Stored items
--- --- ---
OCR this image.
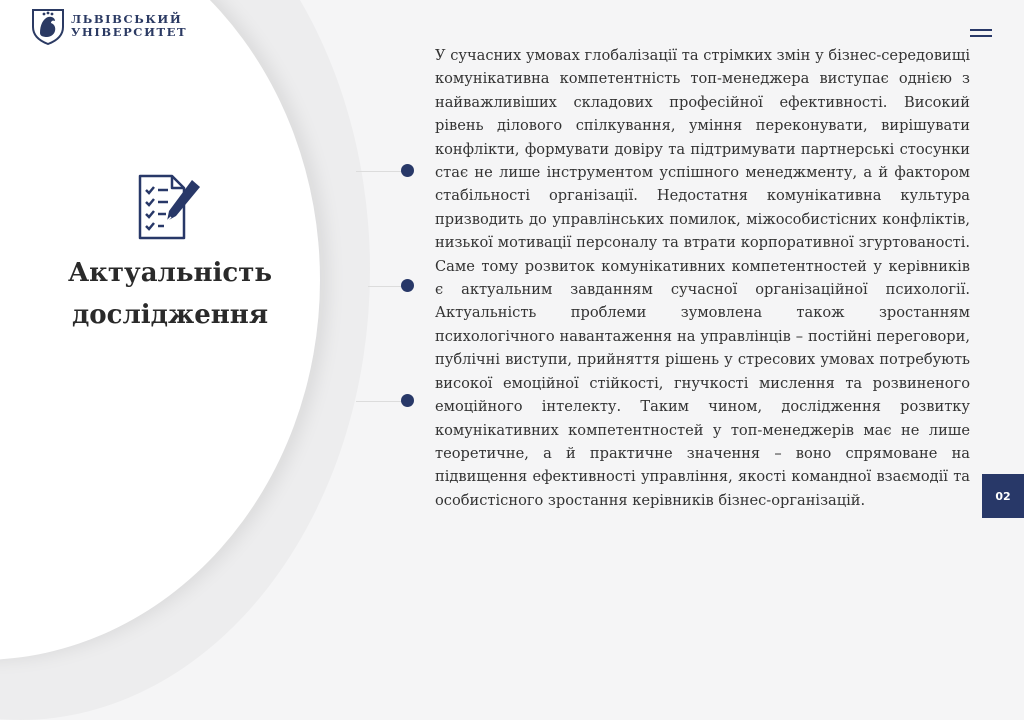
ЛЬВІВСЬКИЙ
УНІВЕРСИТЕТ
Актуальність
дослідження
У сучасних умовах глобалізації та стрімких змін у бізнес-середовищі комунікативна компетентність топ-менеджера виступає однією з найважливіших складових професійної ефективності. Високий рівень ділового спілкування, уміння переконувати, вирішувати конфлікти, формувати довіру та підтримувати партнерські стосунки стає не лише інструментом успішного менеджменту, а й фактором стабільності організації. Недостатня комунікативна культура призводить до управлінських помилок, міжособистісних конфліктів, низької мотивації персоналу та втрати корпоративної згуртованості. Саме тому розвиток комунікативних компетентностей у керівників є актуальним завданням сучасної організаційної психології. Актуальність проблеми зумовлена також зростанням психологічного навантаження на управлінців – постійні переговори, публічні виступи, прийняття рішень у стресових умовах потребують високої емоційної стійкості, гнучкості мислення та розвиненого емоційного інтелекту. Таким чином, дослідження розвитку комунікативних компетентностей у топ-менеджерів має не лише теоретичне, а й практичне значення – воно спрямоване на підвищення ефективності управління, якості командної взаємодії та особистісного зростання керівників бізнес-організацій.	02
--- --- ---
Your copy should repeat each entry above exactly but contain no pictures.

Expected answer:
OCR this image.
ЛЬВІВСЬКИЙ
УНІВЕРСИТЕТ
Актуальність
дослідження
У сучасних умовах глобалізації та стрімких змін у бізнес-середовищі комунікативна компетентність топ-менеджера виступає однією з найважливіших складових професійної ефективності. Високий рівень ділового спілкування, уміння переконувати, вирішувати конфлікти, формувати довіру та підтримувати партнерські стосунки стає не лише інструментом успішного менеджменту, а й фактором стабільності організації. Недостатня комунікативна культура призводить до управлінських помилок, міжособистісних конфліктів, низької мотивації персоналу та втрати корпоративної згуртованості. Саме тому розвиток комунікативних компетентностей у керівників є актуальним завданням сучасної організаційної психології. Актуальність проблеми зумовлена також зростанням психологічного навантаження на управлінців – постійні переговори, публічні виступи, прийняття рішень у стресових умовах потребують високої емоційної стійкості, гнучкості мислення та розвиненого емоційного інтелекту. Таким чином, дослідження розвитку комунікативних компетентностей у топ-менеджерів має не лише теоретичне, а й практичне значення – воно спрямоване на підвищення ефективності управління, якості командної взаємодії та особистісного зростання керівників бізнес-організацій.	02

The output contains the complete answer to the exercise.